==== INPUT DATA ====

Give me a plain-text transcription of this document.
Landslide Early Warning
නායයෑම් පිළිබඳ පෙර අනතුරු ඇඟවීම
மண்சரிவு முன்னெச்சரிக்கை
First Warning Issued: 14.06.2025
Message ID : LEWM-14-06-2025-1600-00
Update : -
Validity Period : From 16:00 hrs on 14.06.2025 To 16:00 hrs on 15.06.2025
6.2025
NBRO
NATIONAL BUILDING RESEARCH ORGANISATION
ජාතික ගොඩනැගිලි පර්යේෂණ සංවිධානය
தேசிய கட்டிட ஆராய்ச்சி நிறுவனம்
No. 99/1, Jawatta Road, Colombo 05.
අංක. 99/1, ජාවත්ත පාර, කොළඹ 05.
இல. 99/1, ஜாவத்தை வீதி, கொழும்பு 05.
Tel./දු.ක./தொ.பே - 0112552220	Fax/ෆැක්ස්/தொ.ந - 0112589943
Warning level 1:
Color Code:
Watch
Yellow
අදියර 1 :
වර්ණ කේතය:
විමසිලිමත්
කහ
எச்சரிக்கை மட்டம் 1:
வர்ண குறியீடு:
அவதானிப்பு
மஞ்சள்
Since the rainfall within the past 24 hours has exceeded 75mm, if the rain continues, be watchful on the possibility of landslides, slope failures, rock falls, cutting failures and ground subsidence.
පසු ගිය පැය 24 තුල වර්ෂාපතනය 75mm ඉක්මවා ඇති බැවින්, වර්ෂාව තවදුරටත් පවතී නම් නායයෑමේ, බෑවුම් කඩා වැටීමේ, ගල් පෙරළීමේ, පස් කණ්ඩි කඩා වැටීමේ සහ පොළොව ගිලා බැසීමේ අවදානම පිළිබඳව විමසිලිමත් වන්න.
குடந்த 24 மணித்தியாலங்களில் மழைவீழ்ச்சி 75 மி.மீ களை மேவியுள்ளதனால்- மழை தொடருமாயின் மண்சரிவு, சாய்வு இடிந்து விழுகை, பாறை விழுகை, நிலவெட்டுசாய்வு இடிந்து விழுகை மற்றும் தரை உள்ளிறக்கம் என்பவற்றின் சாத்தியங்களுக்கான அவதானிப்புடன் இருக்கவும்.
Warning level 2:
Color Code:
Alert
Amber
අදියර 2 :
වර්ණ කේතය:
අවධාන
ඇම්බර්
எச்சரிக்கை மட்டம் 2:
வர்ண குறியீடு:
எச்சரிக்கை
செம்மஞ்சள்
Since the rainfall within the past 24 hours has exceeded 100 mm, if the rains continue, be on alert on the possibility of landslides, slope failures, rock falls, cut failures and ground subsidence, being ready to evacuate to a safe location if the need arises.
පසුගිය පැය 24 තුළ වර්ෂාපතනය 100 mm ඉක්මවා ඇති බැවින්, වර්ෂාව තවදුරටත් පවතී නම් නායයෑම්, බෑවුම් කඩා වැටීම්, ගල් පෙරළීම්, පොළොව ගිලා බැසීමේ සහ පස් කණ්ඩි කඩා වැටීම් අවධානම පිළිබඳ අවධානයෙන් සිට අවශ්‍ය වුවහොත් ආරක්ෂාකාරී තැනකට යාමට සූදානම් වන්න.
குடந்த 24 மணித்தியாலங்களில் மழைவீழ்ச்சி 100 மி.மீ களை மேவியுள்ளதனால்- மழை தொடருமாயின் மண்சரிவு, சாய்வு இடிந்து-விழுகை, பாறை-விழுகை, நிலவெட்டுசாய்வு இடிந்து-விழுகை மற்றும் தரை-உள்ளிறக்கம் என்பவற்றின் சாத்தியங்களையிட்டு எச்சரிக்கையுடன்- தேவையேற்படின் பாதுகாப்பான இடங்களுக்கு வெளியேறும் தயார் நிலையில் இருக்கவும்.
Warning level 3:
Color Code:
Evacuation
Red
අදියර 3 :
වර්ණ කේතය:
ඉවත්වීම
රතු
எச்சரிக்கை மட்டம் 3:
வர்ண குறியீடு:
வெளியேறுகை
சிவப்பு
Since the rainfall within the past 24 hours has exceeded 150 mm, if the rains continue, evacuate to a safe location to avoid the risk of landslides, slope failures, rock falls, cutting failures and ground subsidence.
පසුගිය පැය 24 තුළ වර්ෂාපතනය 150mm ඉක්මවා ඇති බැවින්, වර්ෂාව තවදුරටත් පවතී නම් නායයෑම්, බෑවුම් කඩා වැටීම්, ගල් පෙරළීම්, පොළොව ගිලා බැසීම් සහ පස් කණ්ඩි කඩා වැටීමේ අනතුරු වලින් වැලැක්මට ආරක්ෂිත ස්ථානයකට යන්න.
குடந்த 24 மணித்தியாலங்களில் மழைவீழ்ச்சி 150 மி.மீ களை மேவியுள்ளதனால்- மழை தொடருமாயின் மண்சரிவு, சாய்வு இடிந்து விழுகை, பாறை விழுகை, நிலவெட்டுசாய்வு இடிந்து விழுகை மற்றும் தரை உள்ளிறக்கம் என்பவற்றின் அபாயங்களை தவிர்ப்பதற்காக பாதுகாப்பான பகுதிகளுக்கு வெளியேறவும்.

====

:: WHAT YOU NEED TO DO ::
Report how many lines of the entries hold the word "rains". Nothing else is needed.

:: FINAL RESULT ::
2